## Problem requirements
A complete, word-for-word restatement of the entries is needed.
-- Material provided follows --
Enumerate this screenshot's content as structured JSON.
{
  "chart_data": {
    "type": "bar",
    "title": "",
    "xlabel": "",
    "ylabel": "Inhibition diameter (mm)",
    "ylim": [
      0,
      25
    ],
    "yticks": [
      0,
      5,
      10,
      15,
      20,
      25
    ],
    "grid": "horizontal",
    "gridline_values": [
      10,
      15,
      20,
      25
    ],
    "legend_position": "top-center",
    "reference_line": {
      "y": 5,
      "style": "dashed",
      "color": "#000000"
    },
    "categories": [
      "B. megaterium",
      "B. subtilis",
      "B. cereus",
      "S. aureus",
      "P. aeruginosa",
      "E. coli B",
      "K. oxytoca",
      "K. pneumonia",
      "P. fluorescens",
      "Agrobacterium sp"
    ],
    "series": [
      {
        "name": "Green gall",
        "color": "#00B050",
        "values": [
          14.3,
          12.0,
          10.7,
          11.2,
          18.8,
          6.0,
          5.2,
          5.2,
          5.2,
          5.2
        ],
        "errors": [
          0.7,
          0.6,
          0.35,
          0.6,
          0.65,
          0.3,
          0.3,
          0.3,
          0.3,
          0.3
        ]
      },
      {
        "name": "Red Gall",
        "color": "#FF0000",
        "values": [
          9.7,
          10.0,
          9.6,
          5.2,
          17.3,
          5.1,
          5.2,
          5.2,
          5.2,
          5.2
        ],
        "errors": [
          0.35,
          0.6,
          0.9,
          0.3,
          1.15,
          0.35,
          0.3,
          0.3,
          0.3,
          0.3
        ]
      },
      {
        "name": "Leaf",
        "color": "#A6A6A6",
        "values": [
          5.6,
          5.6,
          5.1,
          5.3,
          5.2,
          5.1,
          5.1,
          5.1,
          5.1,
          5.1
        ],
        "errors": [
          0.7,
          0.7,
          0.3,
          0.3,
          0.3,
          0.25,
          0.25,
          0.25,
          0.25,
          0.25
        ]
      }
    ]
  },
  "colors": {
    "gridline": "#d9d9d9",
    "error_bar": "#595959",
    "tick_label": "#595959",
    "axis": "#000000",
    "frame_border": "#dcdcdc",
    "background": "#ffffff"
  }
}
-- Material provided concluded --
## Result below
Enumerate this screenshot's content as structured JSON.
{
  "chart_data": {
    "type": "bar",
    "title": "",
    "xlabel": "",
    "ylabel": "Inhibition diameter (mm)",
    "ylim": [
      0,
      25
    ],
    "yticks": [
      0,
      5,
      10,
      15,
      20,
      25
    ],
    "grid": "horizontal",
    "gridline_values": [
      10,
      15,
      20,
      25
    ],
    "legend_position": "top-center",
    "reference_line": {
      "y": 5,
      "style": "dashed",
      "color": "#000000"
    },
    "categories": [
      "B. megaterium",
      "B. subtilis",
      "B. cereus",
      "S. aureus",
      "P. aeruginosa",
      "E. coli B",
      "K. oxytoca",
      "K. pneumonia",
      "P. fluorescens",
      "Agrobacterium sp"
    ],
    "series": [
      {
        "name": "Green gall",
        "color": "#00B050",
        "values": [
          14.3,
          12.0,
          10.7,
          11.2,
          18.8,
          6.0,
          5.2,
          5.2,
          5.2,
          5.2
        ],
        "errors": [
          0.7,
          0.6,
          0.35,
          0.6,
          0.65,
          0.3,
          0.3,
          0.3,
          0.3,
          0.3
        ]
      },
      {
        "name": "Red Gall",
        "color": "#FF0000",
        "values": [
          9.7,
          10.0,
          9.6,
          5.2,
          17.3,
          5.1,
          5.2,
          5.2,
          5.2,
          5.2
        ],
        "errors": [
          0.35,
          0.6,
          0.9,
          0.3,
          1.15,
          0.35,
          0.3,
          0.3,
          0.3,
          0.3
        ]
      },
      {
        "name": "Leaf",
        "color": "#A6A6A6",
        "values": [
          5.6,
          5.6,
          5.1,
          5.3,
          5.2,
          5.1,
          5.1,
          5.1,
          5.1,
          5.1
        ],
        "errors": [
          0.7,
          0.7,
          0.3,
          0.3,
          0.3,
          0.25,
          0.25,
          0.25,
          0.25,
          0.25
        ]
      }
    ]
  },
  "colors": {
    "gridline": "#d9d9d9",
    "error_bar": "#595959",
    "tick_label": "#595959",
    "axis": "#000000",
    "frame_border": "#dcdcdc",
    "background": "#ffffff"
  }
}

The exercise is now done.